**PROBLEM**
Can you output the records below exactly as they are written?

+--

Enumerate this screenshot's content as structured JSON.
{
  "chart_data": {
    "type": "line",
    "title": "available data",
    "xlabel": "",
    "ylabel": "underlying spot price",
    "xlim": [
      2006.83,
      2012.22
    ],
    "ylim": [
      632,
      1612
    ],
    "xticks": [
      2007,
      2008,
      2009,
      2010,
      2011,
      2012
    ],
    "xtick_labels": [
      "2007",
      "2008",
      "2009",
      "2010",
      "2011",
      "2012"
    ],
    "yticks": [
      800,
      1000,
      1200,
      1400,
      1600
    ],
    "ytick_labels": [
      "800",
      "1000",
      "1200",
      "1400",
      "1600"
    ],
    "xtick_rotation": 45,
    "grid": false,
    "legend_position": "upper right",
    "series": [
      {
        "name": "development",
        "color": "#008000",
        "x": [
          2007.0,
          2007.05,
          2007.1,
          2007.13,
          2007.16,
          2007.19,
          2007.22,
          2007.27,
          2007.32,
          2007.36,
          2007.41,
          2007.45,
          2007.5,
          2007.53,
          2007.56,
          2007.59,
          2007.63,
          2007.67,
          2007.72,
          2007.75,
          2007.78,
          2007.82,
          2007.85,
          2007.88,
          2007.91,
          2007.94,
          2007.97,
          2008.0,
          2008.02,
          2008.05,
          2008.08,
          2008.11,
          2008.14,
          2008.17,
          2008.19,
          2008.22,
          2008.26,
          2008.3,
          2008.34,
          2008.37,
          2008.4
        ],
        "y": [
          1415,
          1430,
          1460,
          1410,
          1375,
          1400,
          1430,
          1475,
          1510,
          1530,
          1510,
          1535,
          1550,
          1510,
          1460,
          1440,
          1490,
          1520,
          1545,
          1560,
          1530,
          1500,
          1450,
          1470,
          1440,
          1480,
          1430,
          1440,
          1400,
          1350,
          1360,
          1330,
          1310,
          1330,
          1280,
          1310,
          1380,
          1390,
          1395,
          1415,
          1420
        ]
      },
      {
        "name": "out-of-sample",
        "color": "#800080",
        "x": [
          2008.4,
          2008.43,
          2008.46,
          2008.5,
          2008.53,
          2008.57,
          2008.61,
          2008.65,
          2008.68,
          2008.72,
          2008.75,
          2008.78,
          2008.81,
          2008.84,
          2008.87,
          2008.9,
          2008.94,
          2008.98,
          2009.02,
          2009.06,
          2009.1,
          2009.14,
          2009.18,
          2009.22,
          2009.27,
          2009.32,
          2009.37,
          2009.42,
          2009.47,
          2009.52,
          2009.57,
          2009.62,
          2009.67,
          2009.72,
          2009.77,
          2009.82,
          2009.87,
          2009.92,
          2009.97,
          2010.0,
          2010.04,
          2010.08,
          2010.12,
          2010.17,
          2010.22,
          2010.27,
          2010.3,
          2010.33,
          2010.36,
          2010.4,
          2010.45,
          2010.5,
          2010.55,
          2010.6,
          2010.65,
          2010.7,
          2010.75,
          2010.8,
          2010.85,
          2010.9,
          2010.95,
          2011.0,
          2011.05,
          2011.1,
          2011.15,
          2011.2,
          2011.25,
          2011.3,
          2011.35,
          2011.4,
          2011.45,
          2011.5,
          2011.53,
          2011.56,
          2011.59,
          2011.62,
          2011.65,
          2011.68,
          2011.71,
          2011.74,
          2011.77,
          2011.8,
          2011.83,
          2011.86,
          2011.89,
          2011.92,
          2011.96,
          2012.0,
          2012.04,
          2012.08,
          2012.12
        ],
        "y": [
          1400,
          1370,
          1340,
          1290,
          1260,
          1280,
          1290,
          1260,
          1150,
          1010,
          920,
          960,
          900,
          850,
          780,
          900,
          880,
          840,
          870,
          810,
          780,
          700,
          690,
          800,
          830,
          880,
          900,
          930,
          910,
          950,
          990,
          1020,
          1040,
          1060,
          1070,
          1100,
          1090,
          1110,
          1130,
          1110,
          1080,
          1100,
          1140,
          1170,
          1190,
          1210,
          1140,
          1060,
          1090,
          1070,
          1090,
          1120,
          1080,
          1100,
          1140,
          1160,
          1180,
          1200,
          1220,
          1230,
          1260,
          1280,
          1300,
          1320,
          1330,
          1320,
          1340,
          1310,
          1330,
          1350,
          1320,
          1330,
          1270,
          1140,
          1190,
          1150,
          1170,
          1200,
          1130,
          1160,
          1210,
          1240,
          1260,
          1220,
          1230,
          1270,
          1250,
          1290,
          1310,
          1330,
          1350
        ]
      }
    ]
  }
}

+--

**SOLVED EXERCISE**
Enumerate this screenshot's content as structured JSON.
{
  "chart_data": {
    "type": "line",
    "title": "available data",
    "xlabel": "",
    "ylabel": "underlying spot price",
    "xlim": [
      2006.83,
      2012.22
    ],
    "ylim": [
      632,
      1612
    ],
    "xticks": [
      2007,
      2008,
      2009,
      2010,
      2011,
      2012
    ],
    "xtick_labels": [
      "2007",
      "2008",
      "2009",
      "2010",
      "2011",
      "2012"
    ],
    "yticks": [
      800,
      1000,
      1200,
      1400,
      1600
    ],
    "ytick_labels": [
      "800",
      "1000",
      "1200",
      "1400",
      "1600"
    ],
    "xtick_rotation": 45,
    "grid": false,
    "legend_position": "upper right",
    "series": [
      {
        "name": "development",
        "color": "#008000",
        "x": [
          2007.0,
          2007.05,
          2007.1,
          2007.13,
          2007.16,
          2007.19,
          2007.22,
          2007.27,
          2007.32,
          2007.36,
          2007.41,
          2007.45,
          2007.5,
          2007.53,
          2007.56,
          2007.59,
          2007.63,
          2007.67,
          2007.72,
          2007.75,
          2007.78,
          2007.82,
          2007.85,
          2007.88,
          2007.91,
          2007.94,
          2007.97,
          2008.0,
          2008.02,
          2008.05,
          2008.08,
          2008.11,
          2008.14,
          2008.17,
          2008.19,
          2008.22,
          2008.26,
          2008.3,
          2008.34,
          2008.37,
          2008.4
        ],
        "y": [
          1415,
          1430,
          1460,
          1410,
          1375,
          1400,
          1430,
          1475,
          1510,
          1530,
          1510,
          1535,
          1550,
          1510,
          1460,
          1440,
          1490,
          1520,
          1545,
          1560,
          1530,
          1500,
          1450,
          1470,
          1440,
          1480,
          1430,
          1440,
          1400,
          1350,
          1360,
          1330,
          1310,
          1330,
          1280,
          1310,
          1380,
          1390,
          1395,
          1415,
          1420
        ]
      },
      {
        "name": "out-of-sample",
        "color": "#800080",
        "x": [
          2008.4,
          2008.43,
          2008.46,
          2008.5,
          2008.53,
          2008.57,
          2008.61,
          2008.65,
          2008.68,
          2008.72,
          2008.75,
          2008.78,
          2008.81,
          2008.84,
          2008.87,
          2008.9,
          2008.94,
          2008.98,
          2009.02,
          2009.06,
          2009.1,
          2009.14,
          2009.18,
          2009.22,
          2009.27,
          2009.32,
          2009.37,
          2009.42,
          2009.47,
          2009.52,
          2009.57,
          2009.62,
          2009.67,
          2009.72,
          2009.77,
          2009.82,
          2009.87,
          2009.92,
          2009.97,
          2010.0,
          2010.04,
          2010.08,
          2010.12,
          2010.17,
          2010.22,
          2010.27,
          2010.3,
          2010.33,
          2010.36,
          2010.4,
          2010.45,
          2010.5,
          2010.55,
          2010.6,
          2010.65,
          2010.7,
          2010.75,
          2010.8,
          2010.85,
          2010.9,
          2010.95,
          2011.0,
          2011.05,
          2011.1,
          2011.15,
          2011.2,
          2011.25,
          2011.3,
          2011.35,
          2011.4,
          2011.45,
          2011.5,
          2011.53,
          2011.56,
          2011.59,
          2011.62,
          2011.65,
          2011.68,
          2011.71,
          2011.74,
          2011.77,
          2011.8,
          2011.83,
          2011.86,
          2011.89,
          2011.92,
          2011.96,
          2012.0,
          2012.04,
          2012.08,
          2012.12
        ],
        "y": [
          1400,
          1370,
          1340,
          1290,
          1260,
          1280,
          1290,
          1260,
          1150,
          1010,
          920,
          960,
          900,
          850,
          780,
          900,
          880,
          840,
          870,
          810,
          780,
          700,
          690,
          800,
          830,
          880,
          900,
          930,
          910,
          950,
          990,
          1020,
          1040,
          1060,
          1070,
          1100,
          1090,
          1110,
          1130,
          1110,
          1080,
          1100,
          1140,
          1170,
          1190,
          1210,
          1140,
          1060,
          1090,
          1070,
          1090,
          1120,
          1080,
          1100,
          1140,
          1160,
          1180,
          1200,
          1220,
          1230,
          1260,
          1280,
          1300,
          1320,
          1330,
          1320,
          1340,
          1310,
          1330,
          1350,
          1320,
          1330,
          1270,
          1140,
          1190,
          1150,
          1170,
          1200,
          1130,
          1160,
          1210,
          1240,
          1260,
          1220,
          1230,
          1270,
          1250,
          1290,
          1310,
          1330,
          1350
        ]
      }
    ]
  }
}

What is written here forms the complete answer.